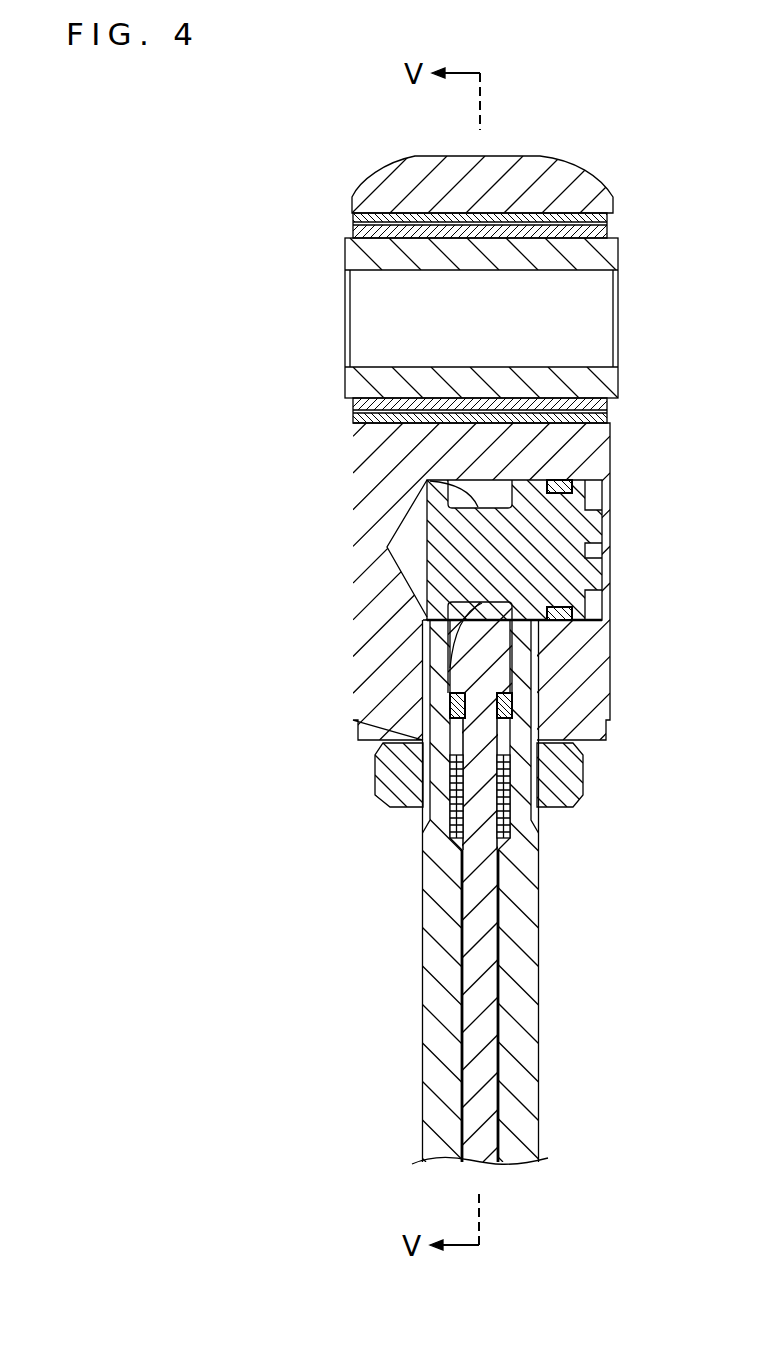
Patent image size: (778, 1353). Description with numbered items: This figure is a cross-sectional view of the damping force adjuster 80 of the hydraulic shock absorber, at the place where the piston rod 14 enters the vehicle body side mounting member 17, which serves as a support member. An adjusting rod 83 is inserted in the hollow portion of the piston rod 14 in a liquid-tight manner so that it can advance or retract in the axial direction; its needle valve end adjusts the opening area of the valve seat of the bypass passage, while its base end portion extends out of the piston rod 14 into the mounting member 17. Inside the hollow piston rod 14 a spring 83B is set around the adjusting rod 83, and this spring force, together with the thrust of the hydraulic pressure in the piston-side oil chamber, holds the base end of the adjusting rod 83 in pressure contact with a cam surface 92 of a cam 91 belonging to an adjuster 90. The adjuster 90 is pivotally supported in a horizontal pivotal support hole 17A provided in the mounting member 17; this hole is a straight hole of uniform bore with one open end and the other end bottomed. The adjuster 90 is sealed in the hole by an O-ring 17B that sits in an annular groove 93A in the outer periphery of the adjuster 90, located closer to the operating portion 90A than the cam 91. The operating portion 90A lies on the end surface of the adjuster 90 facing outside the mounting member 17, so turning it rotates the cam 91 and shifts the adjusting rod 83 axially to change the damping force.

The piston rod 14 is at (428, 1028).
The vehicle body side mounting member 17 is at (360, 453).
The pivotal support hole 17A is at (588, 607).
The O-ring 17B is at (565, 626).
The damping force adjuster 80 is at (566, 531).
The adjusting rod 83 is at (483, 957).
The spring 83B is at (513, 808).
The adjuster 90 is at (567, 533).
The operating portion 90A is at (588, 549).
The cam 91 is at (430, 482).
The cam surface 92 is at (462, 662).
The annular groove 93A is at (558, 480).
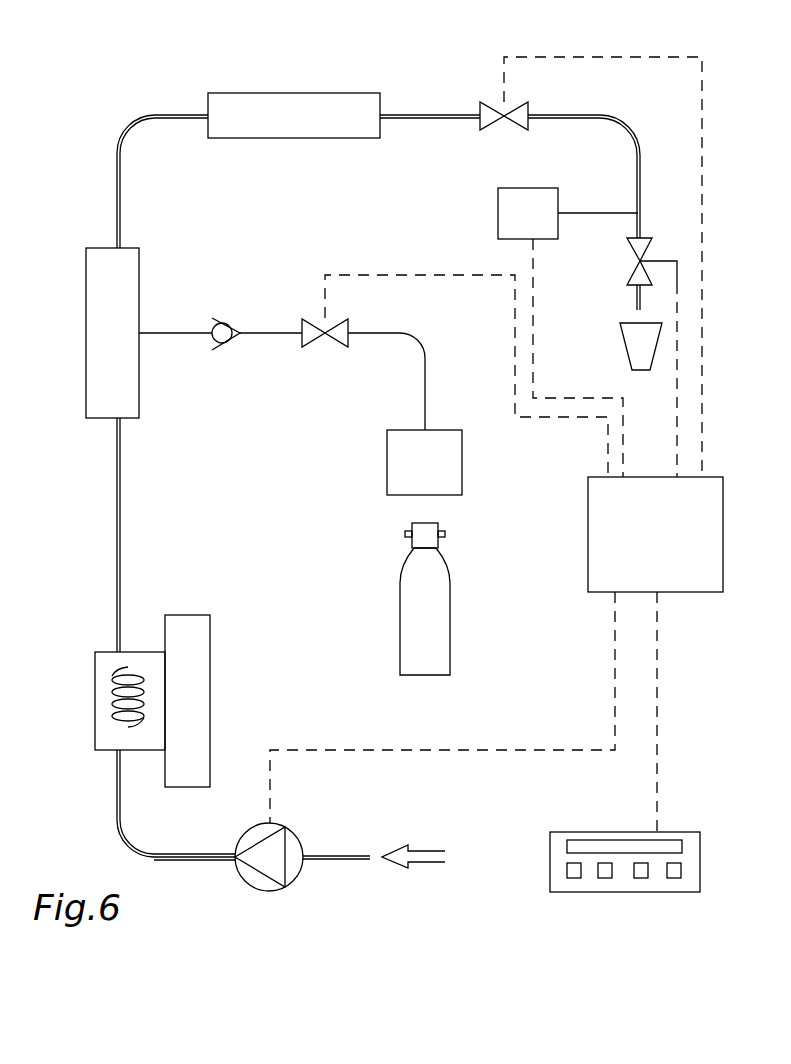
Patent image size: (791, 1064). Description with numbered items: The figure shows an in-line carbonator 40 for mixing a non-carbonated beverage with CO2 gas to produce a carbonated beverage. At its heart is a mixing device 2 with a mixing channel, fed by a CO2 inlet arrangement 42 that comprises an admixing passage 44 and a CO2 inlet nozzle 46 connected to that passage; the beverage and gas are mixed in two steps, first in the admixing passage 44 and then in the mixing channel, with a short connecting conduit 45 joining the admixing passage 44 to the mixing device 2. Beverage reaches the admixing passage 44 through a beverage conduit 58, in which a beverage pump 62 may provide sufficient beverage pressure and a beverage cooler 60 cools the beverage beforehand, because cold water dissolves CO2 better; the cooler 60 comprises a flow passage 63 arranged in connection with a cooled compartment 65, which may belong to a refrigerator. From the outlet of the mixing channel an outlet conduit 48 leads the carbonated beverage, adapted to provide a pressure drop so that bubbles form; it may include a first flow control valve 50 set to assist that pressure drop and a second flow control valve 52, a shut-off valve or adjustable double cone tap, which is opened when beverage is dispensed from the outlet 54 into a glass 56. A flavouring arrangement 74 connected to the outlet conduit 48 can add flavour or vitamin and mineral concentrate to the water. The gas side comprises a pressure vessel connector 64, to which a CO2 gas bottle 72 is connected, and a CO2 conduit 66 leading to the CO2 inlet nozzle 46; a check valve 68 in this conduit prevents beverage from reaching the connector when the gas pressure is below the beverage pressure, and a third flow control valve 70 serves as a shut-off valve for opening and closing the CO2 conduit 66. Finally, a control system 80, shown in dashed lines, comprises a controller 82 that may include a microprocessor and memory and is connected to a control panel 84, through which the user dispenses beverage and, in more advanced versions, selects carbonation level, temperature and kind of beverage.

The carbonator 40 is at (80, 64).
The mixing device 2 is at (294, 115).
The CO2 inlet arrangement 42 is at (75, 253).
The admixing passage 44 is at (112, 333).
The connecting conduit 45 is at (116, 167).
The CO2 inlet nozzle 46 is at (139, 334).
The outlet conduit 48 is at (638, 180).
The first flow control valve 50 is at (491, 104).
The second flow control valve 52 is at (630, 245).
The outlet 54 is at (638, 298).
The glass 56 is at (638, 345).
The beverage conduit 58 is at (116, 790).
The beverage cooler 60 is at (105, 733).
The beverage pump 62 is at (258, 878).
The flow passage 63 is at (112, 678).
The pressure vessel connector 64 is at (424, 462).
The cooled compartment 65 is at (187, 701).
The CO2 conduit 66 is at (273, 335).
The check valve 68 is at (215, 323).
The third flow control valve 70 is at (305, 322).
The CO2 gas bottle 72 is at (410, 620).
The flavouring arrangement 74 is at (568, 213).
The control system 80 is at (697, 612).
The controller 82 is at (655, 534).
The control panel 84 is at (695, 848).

- Task description:
List each line in the entries above that contains the string "spring". Case counts.

- Result for this exercise:
Patent image size: (778, 1353). Description with numbered items: This figure is a cross-sectional view of the damping force adjuster 80 of the hydraulic shock absorber, at the place where the piston rod 14 enters the vehicle body side mounting member 17, which serves as a support member. An adjusting rod 83 is inserted in the hollow portion of the piston rod 14 in a liquid-tight manner so that it can advance or retract in the axial direction; its needle valve end adjusts the opening area of the valve seat of the bypass passage, while its base end portion extends out of the piston rod 14 into the mounting member 17. Inside the hollow piston rod 14 a spring 83B is set around the adjusting rod 83, and this spring force, together with the thrust of the hydraulic pressure in the piston-side oil chamber, holds the base end of the adjusting rod 83 in pressure contact with a cam surface 92 of a cam 91 belonging to an adjuster 90. The adjuster 90 is pivotally supported in a horizontal pivotal support hole 17A provided in the mounting member 17; this hole is a straight hole of uniform bore with one open end and the other end bottomed. The adjuster 90 is sealed in the hole by an O-ring 17B that sits in an annular groove 93A in the outer periphery of the adjuster 90, located closer to the operating portion 90A than the cam 91. The operating portion 90A lies on the end surface of the adjuster 90 facing outside the mounting member 17, so turning it rotates the cam 91 and shifts the adjusting rod 83 axially to change the damping force.
The spring 83B is at (513, 808).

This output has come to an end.